* [WHAT IS REQUIRED]:
State the number of lines where "leva" appears. Add nothing else.

* [RECORDS PROVIDED]:
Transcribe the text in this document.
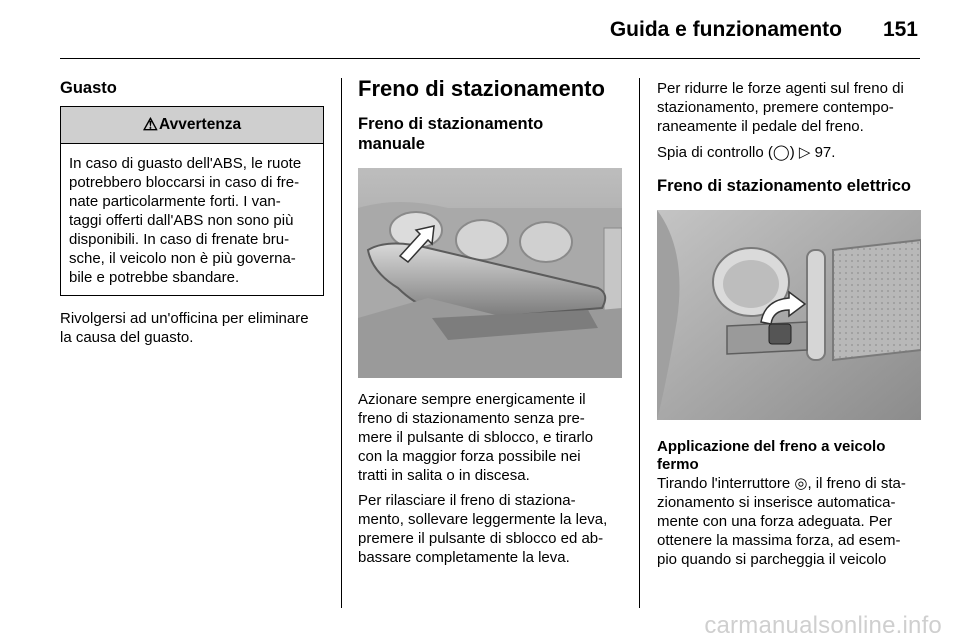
Guida e funzionamento 151

Guasto

⚠ Avvertenza
In caso di guasto dell'ABS, le ruote
potrebbero bloccarsi in caso di fre-
nate particolarmente forti. I van-
taggi offerti dall'ABS non sono più
disponibili. In caso di frenate bru-
sche, il veicolo non è più governa-
bile e potrebbe sbandare.

Rivolgersi ad un'officina per eliminare

la causa del guasto.

Freno di stazionamento

Freno di stazionamento

manuale

Azionare sempre energicamente il

freno di stazionamento senza pre-

mere il pulsante di sblocco, e tirarlo

con la maggior forza possibile nei

tratti in salita o in discesa.

Per rilasciare il freno di staziona-

mento, sollevare leggermente la leva,

premere il pulsante di sblocco ed ab-

bassare completamente la leva.

Per ridurre le forze agenti sul freno di

stazionamento, premere contempo-

raneamente il pedale del freno.

Spia di controllo (◯) ▷ 97.

Freno di stazionamento elettrico

Applicazione del freno a veicolo

fermo

Tirando l'interruttore ◎, il freno di sta-

zionamento si inserisce automatica-

mente con una forza adeguata. Per

ottenere la massima forza, ad esem-

pio quando si parcheggia il veicolo

carmanualsonline.info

* [CORRECT RESPONSE]:
2